§ Records shown:
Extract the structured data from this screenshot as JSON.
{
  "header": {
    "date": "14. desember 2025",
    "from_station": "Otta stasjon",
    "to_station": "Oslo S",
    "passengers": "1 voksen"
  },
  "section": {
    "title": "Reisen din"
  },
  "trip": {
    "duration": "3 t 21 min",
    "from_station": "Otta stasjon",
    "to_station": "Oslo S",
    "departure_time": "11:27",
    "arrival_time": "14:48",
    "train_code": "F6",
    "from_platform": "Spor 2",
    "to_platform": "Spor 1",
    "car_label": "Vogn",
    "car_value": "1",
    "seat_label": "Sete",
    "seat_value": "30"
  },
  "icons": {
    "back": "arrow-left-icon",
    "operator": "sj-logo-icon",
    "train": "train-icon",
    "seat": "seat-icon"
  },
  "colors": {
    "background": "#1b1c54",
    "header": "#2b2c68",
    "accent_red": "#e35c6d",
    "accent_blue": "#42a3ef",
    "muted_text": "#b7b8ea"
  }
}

---

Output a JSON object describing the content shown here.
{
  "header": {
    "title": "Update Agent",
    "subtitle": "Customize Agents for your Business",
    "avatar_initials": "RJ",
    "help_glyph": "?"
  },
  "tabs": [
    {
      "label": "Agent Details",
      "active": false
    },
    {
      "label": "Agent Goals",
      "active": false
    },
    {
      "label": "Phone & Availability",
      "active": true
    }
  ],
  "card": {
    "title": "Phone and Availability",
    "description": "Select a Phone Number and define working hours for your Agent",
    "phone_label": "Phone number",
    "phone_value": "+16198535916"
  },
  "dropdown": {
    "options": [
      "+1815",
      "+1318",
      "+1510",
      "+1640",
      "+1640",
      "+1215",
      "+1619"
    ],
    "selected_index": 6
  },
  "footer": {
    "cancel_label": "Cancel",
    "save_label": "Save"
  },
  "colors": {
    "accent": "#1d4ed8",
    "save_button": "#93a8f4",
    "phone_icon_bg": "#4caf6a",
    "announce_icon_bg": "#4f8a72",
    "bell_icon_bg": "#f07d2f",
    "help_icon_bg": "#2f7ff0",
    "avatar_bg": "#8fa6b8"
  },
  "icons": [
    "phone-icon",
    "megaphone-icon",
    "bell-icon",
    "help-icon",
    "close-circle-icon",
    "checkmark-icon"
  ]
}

§ Instructions to follow:
Select and copy each line from the data that includes the word "Availability".

§ The response:
      "label": "Phone & Availability",
    "title": "Phone and Availability",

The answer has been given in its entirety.